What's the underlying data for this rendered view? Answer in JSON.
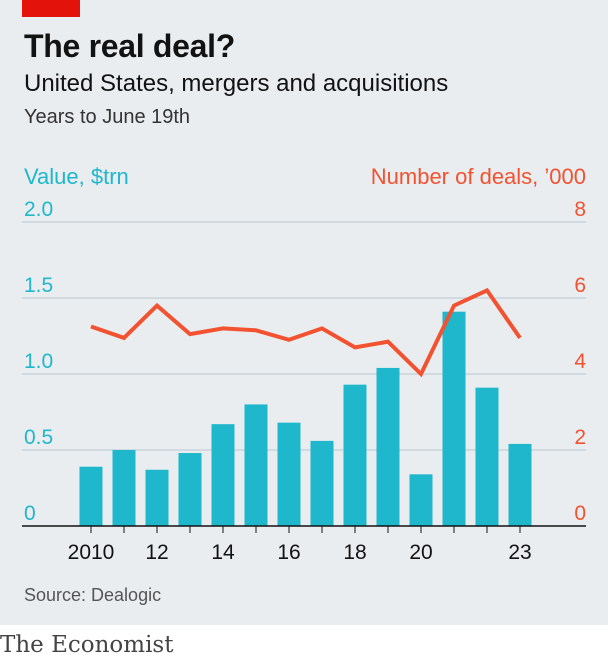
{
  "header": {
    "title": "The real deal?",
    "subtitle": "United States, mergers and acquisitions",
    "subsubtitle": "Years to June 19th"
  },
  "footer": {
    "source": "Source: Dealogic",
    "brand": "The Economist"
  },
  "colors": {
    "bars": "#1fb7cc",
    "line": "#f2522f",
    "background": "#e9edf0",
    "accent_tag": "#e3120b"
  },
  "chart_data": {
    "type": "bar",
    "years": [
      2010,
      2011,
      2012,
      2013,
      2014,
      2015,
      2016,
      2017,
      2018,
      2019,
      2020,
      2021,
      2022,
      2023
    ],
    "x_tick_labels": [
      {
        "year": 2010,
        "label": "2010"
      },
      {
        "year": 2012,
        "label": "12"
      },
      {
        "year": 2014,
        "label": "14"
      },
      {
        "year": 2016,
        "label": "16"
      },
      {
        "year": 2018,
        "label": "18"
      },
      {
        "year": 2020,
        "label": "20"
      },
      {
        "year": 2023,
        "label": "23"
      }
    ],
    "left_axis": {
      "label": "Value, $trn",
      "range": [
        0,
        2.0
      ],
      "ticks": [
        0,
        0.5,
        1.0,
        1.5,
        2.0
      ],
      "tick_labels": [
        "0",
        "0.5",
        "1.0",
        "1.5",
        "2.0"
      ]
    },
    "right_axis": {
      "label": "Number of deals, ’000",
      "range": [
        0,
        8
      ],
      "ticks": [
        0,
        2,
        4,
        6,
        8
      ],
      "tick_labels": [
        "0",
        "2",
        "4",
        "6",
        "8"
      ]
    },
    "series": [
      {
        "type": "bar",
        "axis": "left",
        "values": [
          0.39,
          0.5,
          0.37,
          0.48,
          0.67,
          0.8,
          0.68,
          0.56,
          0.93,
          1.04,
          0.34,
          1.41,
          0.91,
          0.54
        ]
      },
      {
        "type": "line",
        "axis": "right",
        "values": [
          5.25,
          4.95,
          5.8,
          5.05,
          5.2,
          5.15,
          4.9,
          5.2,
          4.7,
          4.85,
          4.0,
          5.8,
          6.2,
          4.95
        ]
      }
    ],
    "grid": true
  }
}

____

**REQUIRED WORK:** Reproduce the material above in full, exactly, with no images.

**ANSWER TO THIS PROBLEM:**
What's the underlying data for this rendered view? Answer in JSON.
{
  "header": {
    "title": "The real deal?",
    "subtitle": "United States, mergers and acquisitions",
    "subsubtitle": "Years to June 19th"
  },
  "footer": {
    "source": "Source: Dealogic",
    "brand": "The Economist"
  },
  "colors": {
    "bars": "#1fb7cc",
    "line": "#f2522f",
    "background": "#e9edf0",
    "accent_tag": "#e3120b"
  },
  "chart_data": {
    "type": "bar",
    "years": [
      2010,
      2011,
      2012,
      2013,
      2014,
      2015,
      2016,
      2017,
      2018,
      2019,
      2020,
      2021,
      2022,
      2023
    ],
    "x_tick_labels": [
      {
        "year": 2010,
        "label": "2010"
      },
      {
        "year": 2012,
        "label": "12"
      },
      {
        "year": 2014,
        "label": "14"
      },
      {
        "year": 2016,
        "label": "16"
      },
      {
        "year": 2018,
        "label": "18"
      },
      {
        "year": 2020,
        "label": "20"
      },
      {
        "year": 2023,
        "label": "23"
      }
    ],
    "left_axis": {
      "label": "Value, $trn",
      "range": [
        0,
        2.0
      ],
      "ticks": [
        0,
        0.5,
        1.0,
        1.5,
        2.0
      ],
      "tick_labels": [
        "0",
        "0.5",
        "1.0",
        "1.5",
        "2.0"
      ]
    },
    "right_axis": {
      "label": "Number of deals, ’000",
      "range": [
        0,
        8
      ],
      "ticks": [
        0,
        2,
        4,
        6,
        8
      ],
      "tick_labels": [
        "0",
        "2",
        "4",
        "6",
        "8"
      ]
    },
    "series": [
      {
        "type": "bar",
        "axis": "left",
        "values": [
          0.39,
          0.5,
          0.37,
          0.48,
          0.67,
          0.8,
          0.68,
          0.56,
          0.93,
          1.04,
          0.34,
          1.41,
          0.91,
          0.54
        ]
      },
      {
        "type": "line",
        "axis": "right",
        "values": [
          5.25,
          4.95,
          5.8,
          5.05,
          5.2,
          5.15,
          4.9,
          5.2,
          4.7,
          4.85,
          4.0,
          5.8,
          6.2,
          4.95
        ]
      }
    ],
    "grid": true
  }
}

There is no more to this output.